> Excerpted records

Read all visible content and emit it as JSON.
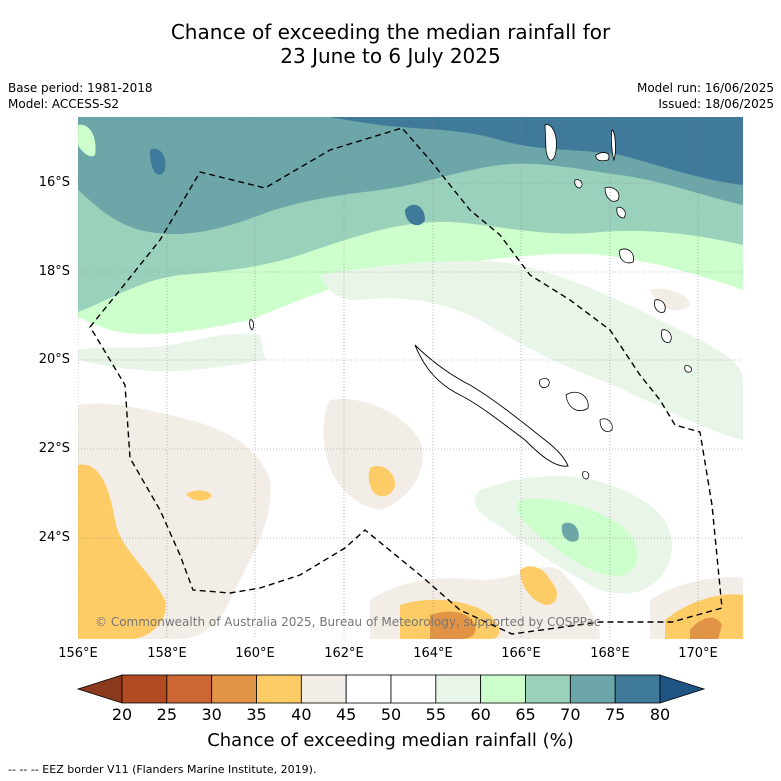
{
  "header": {
    "title_line1": "Chance of exceeding the median rainfall for",
    "title_line2": "23 June to 6 July 2025",
    "base_period": "Base period: 1981-2018",
    "model": "Model: ACCESS-S2",
    "model_run": "Model run: 16/06/2025",
    "issued": "Issued: 18/06/2025"
  },
  "map": {
    "lat_labels": [
      "16°S",
      "18°S",
      "20°S",
      "22°S",
      "24°S"
    ],
    "lon_labels": [
      "156°E",
      "158°E",
      "160°E",
      "162°E",
      "164°E",
      "166°E",
      "168°E",
      "170°E"
    ],
    "copyright": "© Commonwealth of Australia 2025, Bureau of Meteorology, supported by COSPPac"
  },
  "colorbar": {
    "ticks": [
      "20",
      "25",
      "30",
      "35",
      "40",
      "45",
      "50",
      "55",
      "60",
      "65",
      "70",
      "75",
      "80"
    ],
    "colors": [
      "#8b3a1e",
      "#b24a22",
      "#cc6633",
      "#e19346",
      "#fecc66",
      "#f2ede7",
      "#ffffff",
      "#ffffff",
      "#e9f5e9",
      "#ccffcc",
      "#99d1bb",
      "#6ca6a8",
      "#3f7a9a",
      "#1e5484"
    ],
    "label": "Chance of exceeding median rainfall (%)"
  },
  "footer": {
    "legend": "-- -- -- EEZ border V11 (Flanders Marine Institute, 2019)."
  }
}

> Given problem
Show the lines of the records that include the string "median".

> Result below
    "title_line1": "Chance of exceeding the median rainfall for",
    "label": "Chance of exceeding median rainfall (%)"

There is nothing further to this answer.